(Data records)

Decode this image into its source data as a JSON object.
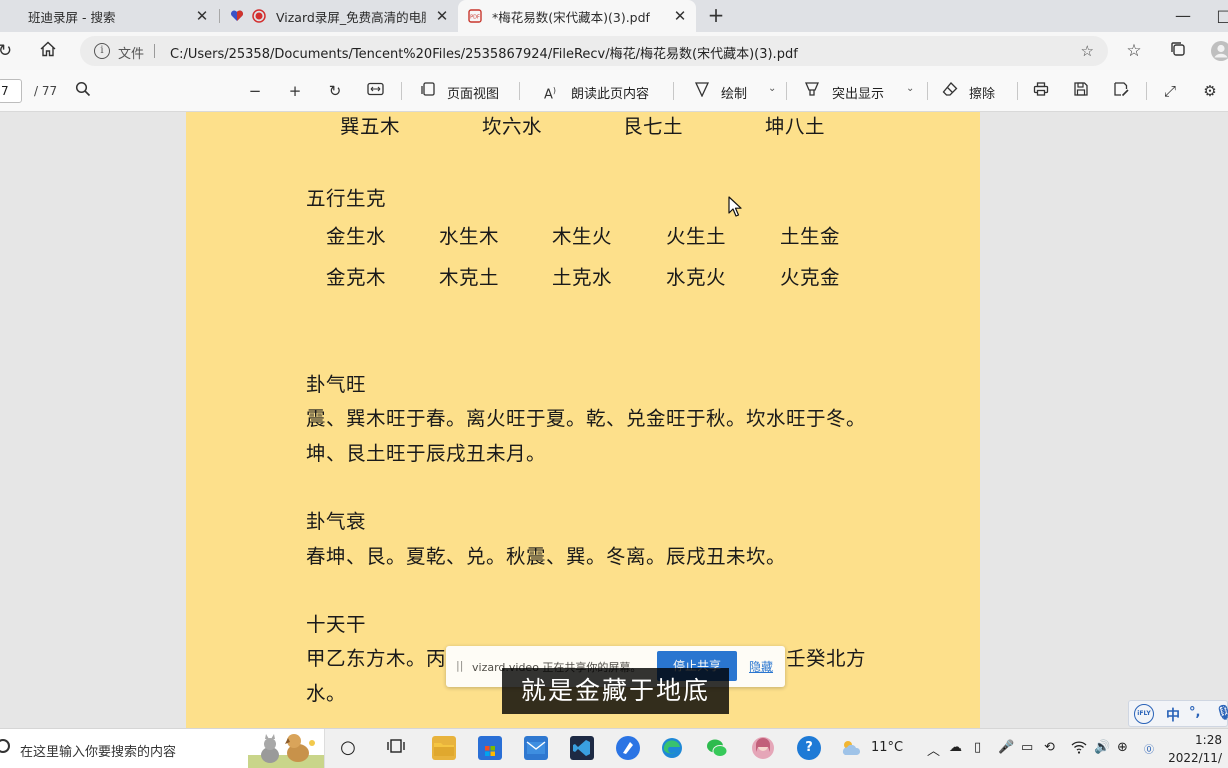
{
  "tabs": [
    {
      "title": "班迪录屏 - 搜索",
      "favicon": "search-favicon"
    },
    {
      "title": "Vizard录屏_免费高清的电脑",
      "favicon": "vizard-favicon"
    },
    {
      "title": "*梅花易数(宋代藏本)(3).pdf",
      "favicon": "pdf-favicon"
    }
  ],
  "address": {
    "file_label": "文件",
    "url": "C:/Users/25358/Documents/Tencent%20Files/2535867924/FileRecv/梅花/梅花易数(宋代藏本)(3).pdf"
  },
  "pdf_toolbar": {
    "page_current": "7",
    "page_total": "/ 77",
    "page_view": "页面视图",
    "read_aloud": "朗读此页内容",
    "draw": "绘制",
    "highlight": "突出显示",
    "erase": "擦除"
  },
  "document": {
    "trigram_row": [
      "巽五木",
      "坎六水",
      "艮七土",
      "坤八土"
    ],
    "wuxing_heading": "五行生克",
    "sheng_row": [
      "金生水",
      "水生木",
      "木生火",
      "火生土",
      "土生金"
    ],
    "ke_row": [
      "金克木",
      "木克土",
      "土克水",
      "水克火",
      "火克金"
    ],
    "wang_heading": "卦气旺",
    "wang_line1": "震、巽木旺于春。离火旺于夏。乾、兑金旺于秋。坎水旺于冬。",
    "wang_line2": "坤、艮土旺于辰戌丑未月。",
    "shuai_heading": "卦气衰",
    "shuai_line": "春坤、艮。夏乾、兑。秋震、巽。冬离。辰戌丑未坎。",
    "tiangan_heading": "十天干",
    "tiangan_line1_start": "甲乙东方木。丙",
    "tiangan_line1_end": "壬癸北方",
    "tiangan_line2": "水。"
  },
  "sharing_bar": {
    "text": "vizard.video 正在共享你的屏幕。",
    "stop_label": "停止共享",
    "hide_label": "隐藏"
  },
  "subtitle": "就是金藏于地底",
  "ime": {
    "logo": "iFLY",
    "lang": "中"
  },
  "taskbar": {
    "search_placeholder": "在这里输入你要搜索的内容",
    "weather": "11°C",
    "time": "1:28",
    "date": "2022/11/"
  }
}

...

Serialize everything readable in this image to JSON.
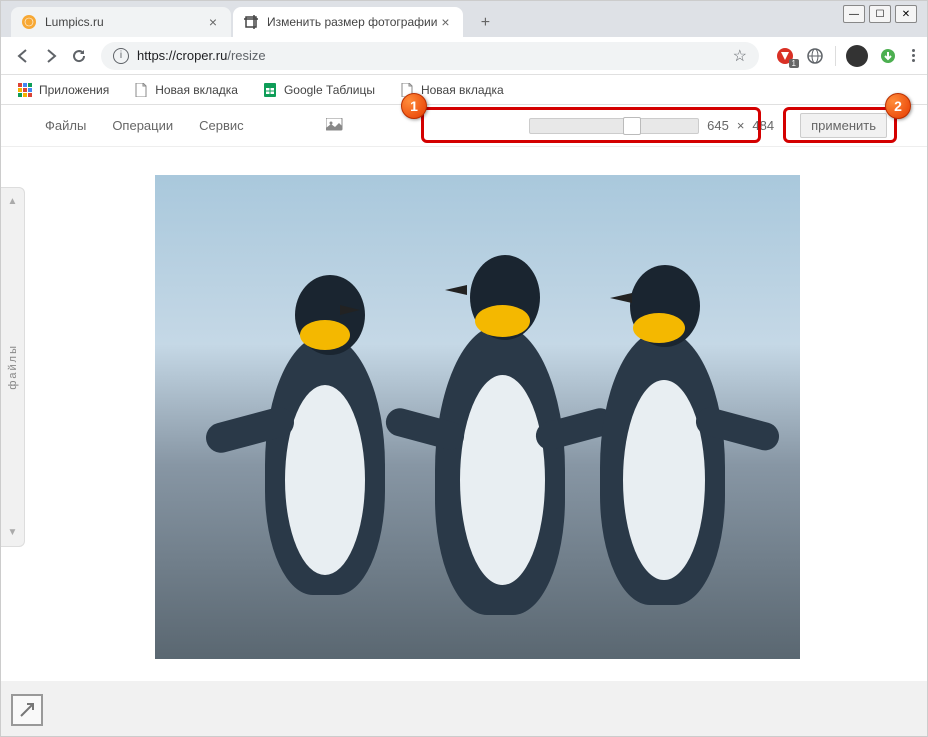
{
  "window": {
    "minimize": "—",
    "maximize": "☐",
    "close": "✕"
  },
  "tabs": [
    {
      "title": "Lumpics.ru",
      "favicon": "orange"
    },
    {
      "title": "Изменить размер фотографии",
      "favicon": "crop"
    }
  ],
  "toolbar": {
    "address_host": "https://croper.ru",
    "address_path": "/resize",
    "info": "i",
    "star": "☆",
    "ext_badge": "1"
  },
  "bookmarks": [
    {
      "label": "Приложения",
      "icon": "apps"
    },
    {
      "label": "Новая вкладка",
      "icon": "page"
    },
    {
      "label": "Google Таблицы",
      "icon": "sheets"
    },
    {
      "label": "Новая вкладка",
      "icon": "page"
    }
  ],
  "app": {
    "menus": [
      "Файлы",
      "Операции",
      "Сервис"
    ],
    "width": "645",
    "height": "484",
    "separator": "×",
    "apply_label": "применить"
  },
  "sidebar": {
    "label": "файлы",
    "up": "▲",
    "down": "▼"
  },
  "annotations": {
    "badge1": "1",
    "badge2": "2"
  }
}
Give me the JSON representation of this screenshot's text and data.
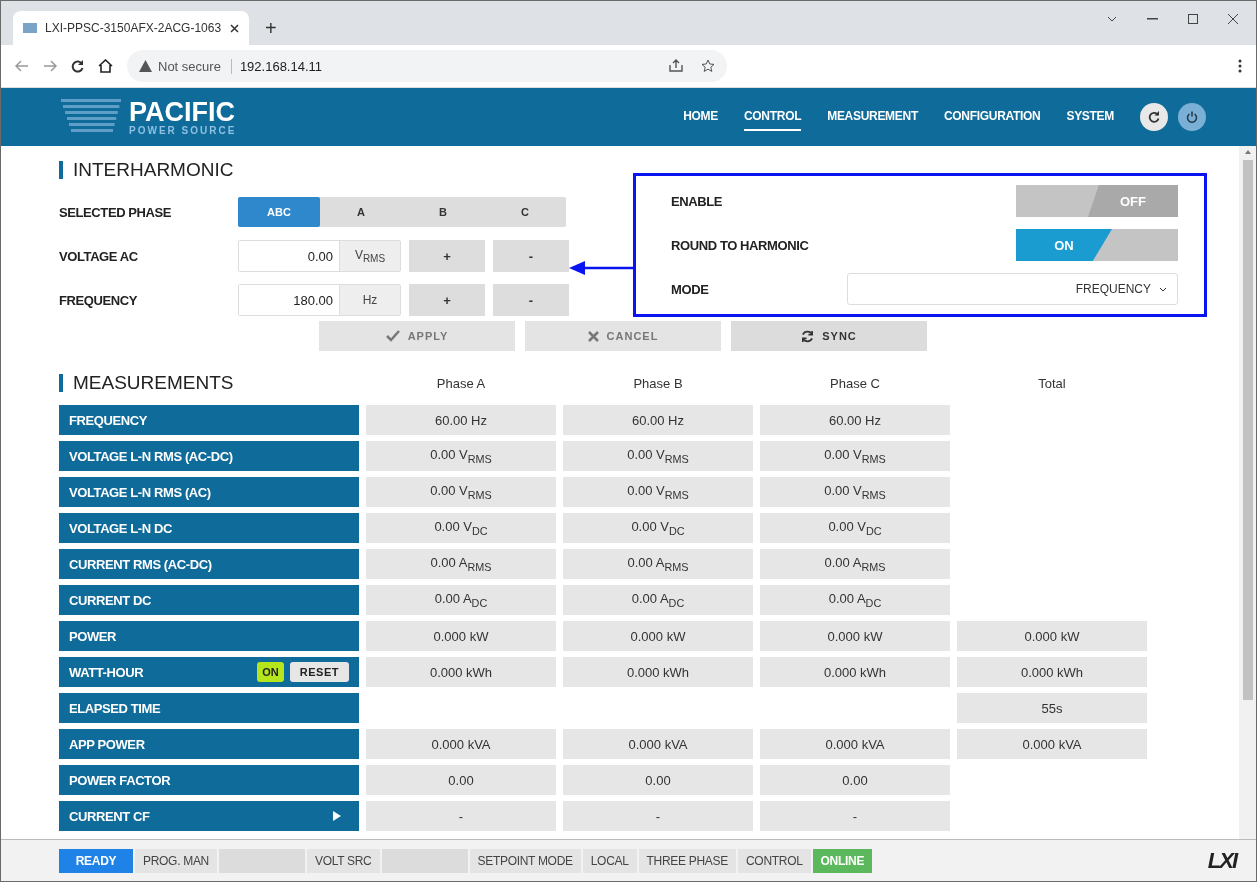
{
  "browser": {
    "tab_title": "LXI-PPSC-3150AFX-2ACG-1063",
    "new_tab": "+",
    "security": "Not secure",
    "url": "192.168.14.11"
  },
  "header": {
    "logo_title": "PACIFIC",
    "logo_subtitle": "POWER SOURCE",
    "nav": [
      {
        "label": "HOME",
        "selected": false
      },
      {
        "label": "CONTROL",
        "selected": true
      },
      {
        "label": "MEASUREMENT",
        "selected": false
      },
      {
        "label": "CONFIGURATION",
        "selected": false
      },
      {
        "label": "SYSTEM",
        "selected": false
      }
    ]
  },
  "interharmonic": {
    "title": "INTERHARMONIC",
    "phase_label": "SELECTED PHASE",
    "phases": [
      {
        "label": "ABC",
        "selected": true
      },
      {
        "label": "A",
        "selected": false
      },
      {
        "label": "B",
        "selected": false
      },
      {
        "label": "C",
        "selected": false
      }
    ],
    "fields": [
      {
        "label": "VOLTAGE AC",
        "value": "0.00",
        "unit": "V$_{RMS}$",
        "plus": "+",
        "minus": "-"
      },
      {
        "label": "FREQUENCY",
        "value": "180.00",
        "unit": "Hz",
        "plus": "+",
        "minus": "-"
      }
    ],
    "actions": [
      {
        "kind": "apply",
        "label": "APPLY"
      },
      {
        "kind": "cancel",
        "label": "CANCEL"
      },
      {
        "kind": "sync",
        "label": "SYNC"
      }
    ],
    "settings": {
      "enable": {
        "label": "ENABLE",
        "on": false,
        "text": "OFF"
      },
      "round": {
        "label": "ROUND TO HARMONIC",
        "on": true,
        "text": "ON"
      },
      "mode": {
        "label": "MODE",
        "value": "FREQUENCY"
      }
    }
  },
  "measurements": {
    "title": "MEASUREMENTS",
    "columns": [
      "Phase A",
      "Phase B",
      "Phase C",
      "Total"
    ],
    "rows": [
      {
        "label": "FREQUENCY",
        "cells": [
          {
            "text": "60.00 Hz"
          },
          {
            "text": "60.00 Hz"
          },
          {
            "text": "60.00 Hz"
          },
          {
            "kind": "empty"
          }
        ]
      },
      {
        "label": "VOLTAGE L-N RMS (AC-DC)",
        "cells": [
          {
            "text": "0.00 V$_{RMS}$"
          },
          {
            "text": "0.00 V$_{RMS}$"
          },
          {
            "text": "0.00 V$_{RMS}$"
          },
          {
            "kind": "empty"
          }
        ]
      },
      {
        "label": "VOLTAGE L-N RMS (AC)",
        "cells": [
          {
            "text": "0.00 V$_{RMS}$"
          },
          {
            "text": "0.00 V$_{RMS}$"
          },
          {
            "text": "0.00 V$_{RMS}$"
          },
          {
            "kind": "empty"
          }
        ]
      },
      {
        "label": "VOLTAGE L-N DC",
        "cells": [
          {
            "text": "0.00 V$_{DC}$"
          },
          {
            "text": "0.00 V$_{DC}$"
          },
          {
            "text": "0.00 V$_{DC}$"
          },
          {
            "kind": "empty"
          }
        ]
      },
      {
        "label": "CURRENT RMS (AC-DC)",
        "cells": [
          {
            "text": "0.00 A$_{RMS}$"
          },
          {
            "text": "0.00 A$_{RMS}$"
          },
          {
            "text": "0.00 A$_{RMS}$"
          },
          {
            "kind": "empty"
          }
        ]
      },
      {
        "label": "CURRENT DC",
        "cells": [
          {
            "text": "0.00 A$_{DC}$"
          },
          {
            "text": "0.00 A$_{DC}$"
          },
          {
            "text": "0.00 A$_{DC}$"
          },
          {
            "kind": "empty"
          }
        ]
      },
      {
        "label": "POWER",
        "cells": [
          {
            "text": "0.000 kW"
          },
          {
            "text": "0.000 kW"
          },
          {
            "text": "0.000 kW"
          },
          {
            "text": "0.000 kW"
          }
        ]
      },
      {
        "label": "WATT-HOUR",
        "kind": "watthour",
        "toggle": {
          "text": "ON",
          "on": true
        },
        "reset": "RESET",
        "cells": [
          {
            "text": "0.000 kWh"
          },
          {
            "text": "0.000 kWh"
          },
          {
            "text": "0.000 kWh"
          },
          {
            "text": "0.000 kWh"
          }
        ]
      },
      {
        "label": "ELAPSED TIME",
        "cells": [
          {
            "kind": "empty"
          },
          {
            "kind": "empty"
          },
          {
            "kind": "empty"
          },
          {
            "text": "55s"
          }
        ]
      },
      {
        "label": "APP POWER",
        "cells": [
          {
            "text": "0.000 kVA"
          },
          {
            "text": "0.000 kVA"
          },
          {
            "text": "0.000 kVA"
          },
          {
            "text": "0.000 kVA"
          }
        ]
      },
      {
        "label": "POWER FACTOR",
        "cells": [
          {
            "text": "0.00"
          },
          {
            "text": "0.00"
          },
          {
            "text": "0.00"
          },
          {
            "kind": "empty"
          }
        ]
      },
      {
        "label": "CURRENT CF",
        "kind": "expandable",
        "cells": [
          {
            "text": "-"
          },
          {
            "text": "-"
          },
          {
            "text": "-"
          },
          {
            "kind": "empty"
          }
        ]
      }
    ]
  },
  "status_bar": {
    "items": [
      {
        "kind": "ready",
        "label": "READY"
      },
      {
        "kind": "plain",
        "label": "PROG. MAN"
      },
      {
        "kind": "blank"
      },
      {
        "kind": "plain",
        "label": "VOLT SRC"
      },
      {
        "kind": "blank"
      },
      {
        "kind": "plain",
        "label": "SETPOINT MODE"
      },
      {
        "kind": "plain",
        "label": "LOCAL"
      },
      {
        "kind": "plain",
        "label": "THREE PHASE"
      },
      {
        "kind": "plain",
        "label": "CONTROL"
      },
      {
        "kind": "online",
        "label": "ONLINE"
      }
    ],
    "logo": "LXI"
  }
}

**Your instructions:** Gather each line in these records that contains the string "POWER".

**Task answer:**
    "logo_subtitle": "POWER SOURCE",
        "label": "POWER",
        "label": "APP POWER",
        "label": "POWER FACTOR",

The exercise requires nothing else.